» JOB
From the records, pick out and copy each line containing "icon".

(Items from a data source)
——
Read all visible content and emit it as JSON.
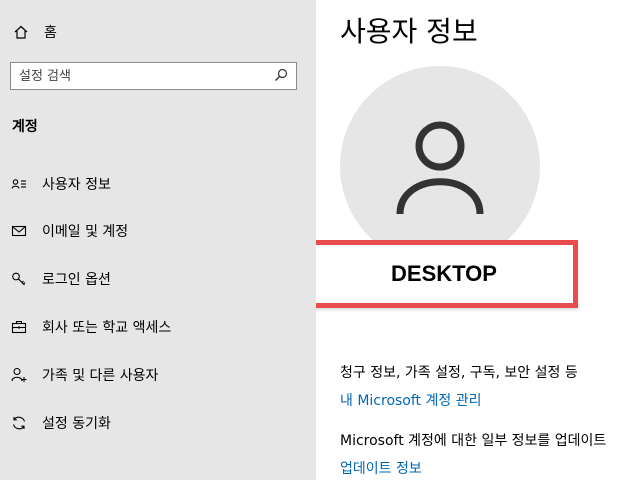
{
  "sidebar": {
    "home_label": "홈",
    "search_placeholder": "설정 검색",
    "section_title": "계정",
    "items": [
      {
        "label": "사용자 정보",
        "icon": "user-info-icon"
      },
      {
        "label": "이메일 및 계정",
        "icon": "mail-icon"
      },
      {
        "label": "로그인 옵션",
        "icon": "key-icon"
      },
      {
        "label": "회사 또는 학교 액세스",
        "icon": "briefcase-icon"
      },
      {
        "label": "가족 및 다른 사용자",
        "icon": "add-user-icon"
      },
      {
        "label": "설정 동기화",
        "icon": "sync-icon"
      }
    ]
  },
  "main": {
    "title": "사용자 정보",
    "account_name": "DESKTOP",
    "info_text_1": "청구 정보, 가족 설정, 구독, 보안 설정 등",
    "link_1": "내 Microsoft 계정 관리",
    "info_text_2": "Microsoft 계정에 대한 일부 정보를 업데이트",
    "link_2": "업데이트 정보"
  },
  "colors": {
    "sidebar_bg": "#e6e6e6",
    "link": "#0067b8",
    "highlight": "#e84c4c"
  }
}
——
» FULL SOLUTION
        "icon": "user-info-icon"
        "icon": "mail-icon"
        "icon": "key-icon"
        "icon": "briefcase-icon"
        "icon": "add-user-icon"
        "icon": "sync-icon"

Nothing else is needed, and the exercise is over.